## Task description
Check every line for the word "ICON" and state how many lines have it. Reply with the number alone.

Collected data entries:
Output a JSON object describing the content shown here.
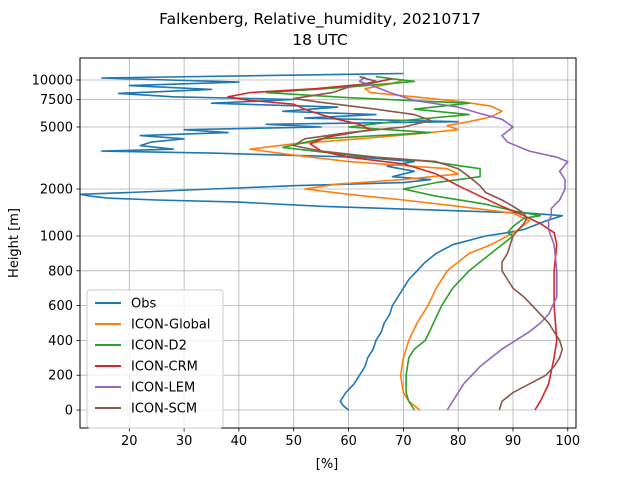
{
  "chart_data": {
    "type": "line",
    "title": "Falkenberg, Relative_humidity, 20210717",
    "subtitle": "18 UTC",
    "xlabel": "[%]",
    "ylabel": "Height [m]",
    "xlim": [
      11,
      101.5
    ],
    "xticks": [
      20,
      30,
      40,
      50,
      60,
      70,
      80,
      90,
      100
    ],
    "yticks_lower": [
      0,
      200,
      400,
      600,
      800,
      1000
    ],
    "yticks_upper": [
      1000,
      2000,
      5000,
      7500,
      10000
    ],
    "grid": true,
    "legend_position": "lower-left",
    "series": [
      {
        "name": "Obs",
        "color": "#1f77b4",
        "points": [
          [
            60,
            0
          ],
          [
            59,
            25
          ],
          [
            58.5,
            50
          ],
          [
            59.5,
            100
          ],
          [
            61,
            150
          ],
          [
            62,
            200
          ],
          [
            63,
            250
          ],
          [
            63.5,
            300
          ],
          [
            64.5,
            350
          ],
          [
            65,
            400
          ],
          [
            66,
            450
          ],
          [
            66.5,
            500
          ],
          [
            67.5,
            550
          ],
          [
            68,
            600
          ],
          [
            69,
            650
          ],
          [
            70,
            700
          ],
          [
            71,
            750
          ],
          [
            72.5,
            800
          ],
          [
            74,
            850
          ],
          [
            76,
            900
          ],
          [
            79,
            950
          ],
          [
            85,
            1000
          ],
          [
            89,
            1050
          ],
          [
            92,
            1100
          ],
          [
            96,
            1250
          ],
          [
            99,
            1350
          ],
          [
            93,
            1400
          ],
          [
            80,
            1450
          ],
          [
            55,
            1550
          ],
          [
            40,
            1650
          ],
          [
            25,
            1700
          ],
          [
            16,
            1750
          ],
          [
            13,
            1800
          ],
          [
            11,
            1850
          ],
          [
            20,
            1900
          ],
          [
            35,
            2000
          ],
          [
            50,
            2100
          ],
          [
            70,
            2200
          ],
          [
            75,
            2300
          ],
          [
            68,
            2400
          ],
          [
            72,
            2600
          ],
          [
            67,
            2800
          ],
          [
            72,
            3000
          ],
          [
            62,
            3200
          ],
          [
            35,
            3400
          ],
          [
            15,
            3500
          ],
          [
            28,
            3600
          ],
          [
            22,
            3800
          ],
          [
            24,
            4000
          ],
          [
            30,
            4200
          ],
          [
            22,
            4400
          ],
          [
            38,
            4600
          ],
          [
            30,
            4800
          ],
          [
            55,
            5000
          ],
          [
            45,
            5200
          ],
          [
            80,
            5400
          ],
          [
            52,
            5700
          ],
          [
            65,
            6000
          ],
          [
            48,
            6300
          ],
          [
            58,
            6700
          ],
          [
            35,
            7100
          ],
          [
            50,
            7500
          ],
          [
            28,
            7800
          ],
          [
            18,
            8200
          ],
          [
            35,
            8700
          ],
          [
            20,
            9200
          ],
          [
            40,
            9700
          ],
          [
            15,
            10300
          ],
          [
            70,
            11000
          ]
        ]
      },
      {
        "name": "ICON-Global",
        "color": "#ff7f0e",
        "points": [
          [
            73,
            0
          ],
          [
            71,
            50
          ],
          [
            70,
            100
          ],
          [
            69.5,
            200
          ],
          [
            70,
            300
          ],
          [
            71,
            400
          ],
          [
            72.5,
            500
          ],
          [
            74.5,
            600
          ],
          [
            76,
            700
          ],
          [
            78,
            800
          ],
          [
            82,
            900
          ],
          [
            86,
            950
          ],
          [
            89,
            1000
          ],
          [
            91,
            1100
          ],
          [
            93,
            1250
          ],
          [
            90,
            1400
          ],
          [
            80,
            1550
          ],
          [
            70,
            1700
          ],
          [
            60,
            1850
          ],
          [
            52,
            2000
          ],
          [
            58,
            2150
          ],
          [
            70,
            2300
          ],
          [
            80,
            2500
          ],
          [
            78,
            2700
          ],
          [
            60,
            3000
          ],
          [
            50,
            3300
          ],
          [
            42,
            3600
          ],
          [
            50,
            3900
          ],
          [
            62,
            4200
          ],
          [
            72,
            4500
          ],
          [
            80,
            4800
          ],
          [
            78,
            5100
          ],
          [
            82,
            5400
          ],
          [
            86,
            5800
          ],
          [
            88,
            6300
          ],
          [
            86,
            6800
          ],
          [
            80,
            7300
          ],
          [
            72,
            7800
          ],
          [
            64,
            8300
          ],
          [
            63,
            8800
          ],
          [
            68,
            9500
          ],
          [
            70,
            10000
          ]
        ]
      },
      {
        "name": "ICON-D2",
        "color": "#2ca02c",
        "points": [
          [
            72,
            0
          ],
          [
            71,
            50
          ],
          [
            70.5,
            100
          ],
          [
            70.5,
            200
          ],
          [
            71,
            300
          ],
          [
            72,
            350
          ],
          [
            74,
            400
          ],
          [
            75.5,
            500
          ],
          [
            77,
            600
          ],
          [
            79,
            700
          ],
          [
            82,
            800
          ],
          [
            86,
            900
          ],
          [
            90,
            1000
          ],
          [
            89,
            1050
          ],
          [
            90,
            1150
          ],
          [
            92,
            1300
          ],
          [
            95,
            1350
          ],
          [
            90,
            1450
          ],
          [
            85,
            1600
          ],
          [
            76,
            1800
          ],
          [
            70,
            2000
          ],
          [
            76,
            2200
          ],
          [
            84,
            2400
          ],
          [
            84,
            2700
          ],
          [
            75,
            3000
          ],
          [
            60,
            3300
          ],
          [
            48,
            3700
          ],
          [
            55,
            4200
          ],
          [
            75,
            4600
          ],
          [
            60,
            5000
          ],
          [
            70,
            5500
          ],
          [
            82,
            6000
          ],
          [
            72,
            6500
          ],
          [
            82,
            7100
          ],
          [
            60,
            7700
          ],
          [
            45,
            8300
          ],
          [
            60,
            9000
          ],
          [
            72,
            9800
          ],
          [
            65,
            10500
          ]
        ]
      },
      {
        "name": "ICON-CRM",
        "color": "#d62728",
        "points": [
          [
            94,
            0
          ],
          [
            95,
            50
          ],
          [
            96.5,
            150
          ],
          [
            97.5,
            300
          ],
          [
            98,
            400
          ],
          [
            97.5,
            600
          ],
          [
            97.5,
            800
          ],
          [
            98,
            950
          ],
          [
            97.5,
            1050
          ],
          [
            95,
            1200
          ],
          [
            92,
            1350
          ],
          [
            88,
            1550
          ],
          [
            84,
            1800
          ],
          [
            80,
            2100
          ],
          [
            76,
            2500
          ],
          [
            70,
            2900
          ],
          [
            60,
            3200
          ],
          [
            55,
            3500
          ],
          [
            53,
            3900
          ],
          [
            56,
            4300
          ],
          [
            64,
            4800
          ],
          [
            62,
            5200
          ],
          [
            58,
            5600
          ],
          [
            55,
            6000
          ],
          [
            52,
            6500
          ],
          [
            50,
            7000
          ],
          [
            42,
            7400
          ],
          [
            38,
            7800
          ],
          [
            42,
            8300
          ],
          [
            54,
            8800
          ],
          [
            64,
            9500
          ],
          [
            68,
            10200
          ]
        ]
      },
      {
        "name": "ICON-LEM",
        "color": "#9467bd",
        "points": [
          [
            78,
            0
          ],
          [
            79,
            50
          ],
          [
            80,
            100
          ],
          [
            81,
            150
          ],
          [
            82.5,
            200
          ],
          [
            84,
            250
          ],
          [
            86,
            300
          ],
          [
            88,
            350
          ],
          [
            90.5,
            400
          ],
          [
            93,
            450
          ],
          [
            95,
            500
          ],
          [
            96.5,
            550
          ],
          [
            98,
            650
          ],
          [
            98,
            800
          ],
          [
            97.5,
            950
          ],
          [
            96.5,
            1100
          ],
          [
            96.5,
            1250
          ],
          [
            97,
            1350
          ],
          [
            97,
            1500
          ],
          [
            98.5,
            1700
          ],
          [
            99.5,
            2000
          ],
          [
            99.5,
            2300
          ],
          [
            98.5,
            2600
          ],
          [
            100,
            3000
          ],
          [
            98,
            3200
          ],
          [
            93,
            3500
          ],
          [
            89,
            4000
          ],
          [
            88,
            4400
          ],
          [
            90,
            5000
          ],
          [
            88,
            5600
          ],
          [
            84,
            6100
          ],
          [
            80,
            6700
          ],
          [
            72,
            7400
          ],
          [
            68,
            8200
          ],
          [
            65,
            9000
          ],
          [
            62,
            9800
          ],
          [
            63,
            10500
          ]
        ]
      },
      {
        "name": "ICON-SCM",
        "color": "#8c564b",
        "points": [
          [
            87.5,
            0
          ],
          [
            88,
            50
          ],
          [
            90,
            100
          ],
          [
            93,
            150
          ],
          [
            96,
            200
          ],
          [
            97.5,
            250
          ],
          [
            98.5,
            300
          ],
          [
            99,
            350
          ],
          [
            98.5,
            400
          ],
          [
            97.5,
            450
          ],
          [
            96.5,
            500
          ],
          [
            95,
            550
          ],
          [
            93.5,
            600
          ],
          [
            92,
            650
          ],
          [
            90,
            700
          ],
          [
            89,
            750
          ],
          [
            88,
            800
          ],
          [
            88,
            850
          ],
          [
            89,
            900
          ],
          [
            90,
            1000
          ],
          [
            91,
            1100
          ],
          [
            92,
            1200
          ],
          [
            92.5,
            1300
          ],
          [
            92,
            1400
          ],
          [
            90,
            1550
          ],
          [
            88,
            1700
          ],
          [
            85,
            1900
          ],
          [
            84,
            2100
          ],
          [
            82,
            2400
          ],
          [
            80,
            2700
          ],
          [
            76,
            3000
          ],
          [
            65,
            3200
          ],
          [
            55,
            3500
          ],
          [
            50,
            3800
          ],
          [
            52,
            4200
          ],
          [
            60,
            4600
          ],
          [
            70,
            5000
          ],
          [
            75,
            5500
          ],
          [
            72,
            6000
          ],
          [
            65,
            6500
          ],
          [
            55,
            7200
          ],
          [
            50,
            7600
          ],
          [
            57,
            8300
          ],
          [
            60,
            9000
          ],
          [
            65,
            9800
          ],
          [
            62,
            10500
          ]
        ]
      }
    ]
  }
}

## The solution
5